## start The input
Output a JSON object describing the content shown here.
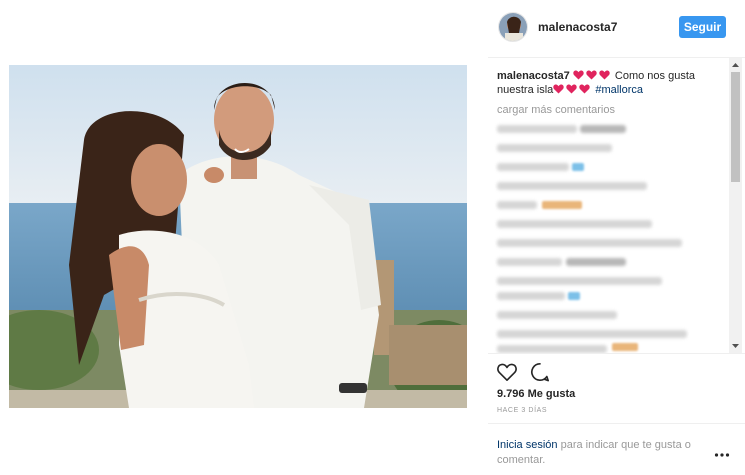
{
  "post": {
    "username": "malenacosta7",
    "follow_label": "Seguir",
    "caption": {
      "username": "malenacosta7",
      "text_part1": "Como nos gusta nuestra isla",
      "hashtag": "#mallorca"
    },
    "load_more_label": "cargar más comentarios",
    "likes": "9.796 Me gusta",
    "time": "HACE 3 DÍAS",
    "login_link": "Inicia sesión",
    "login_text": "para indicar que te gusta o comentar."
  },
  "icons": {
    "like": "heart-outline-icon",
    "comment": "comment-bubble-icon",
    "more": "more-options-icon",
    "emoji": "red-heart-emoji"
  },
  "colors": {
    "accent": "#3897f0",
    "link": "#003569",
    "heart_emoji": "#e0245e"
  }
}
## end The input
## Challenge
Exclude the pictures and repeat every other part of the records word for word.

## Output for this task
Output a JSON object describing the content shown here.
{
  "post": {
    "username": "malenacosta7",
    "follow_label": "Seguir",
    "caption": {
      "username": "malenacosta7",
      "text_part1": "Como nos gusta nuestra isla",
      "hashtag": "#mallorca"
    },
    "load_more_label": "cargar más comentarios",
    "likes": "9.796 Me gusta",
    "time": "HACE 3 DÍAS",
    "login_link": "Inicia sesión",
    "login_text": "para indicar que te gusta o comentar."
  },
  "icons": {
    "like": "heart-outline-icon",
    "comment": "comment-bubble-icon",
    "more": "more-options-icon",
    "emoji": "red-heart-emoji"
  },
  "colors": {
    "accent": "#3897f0",
    "link": "#003569",
    "heart_emoji": "#e0245e"
  }
}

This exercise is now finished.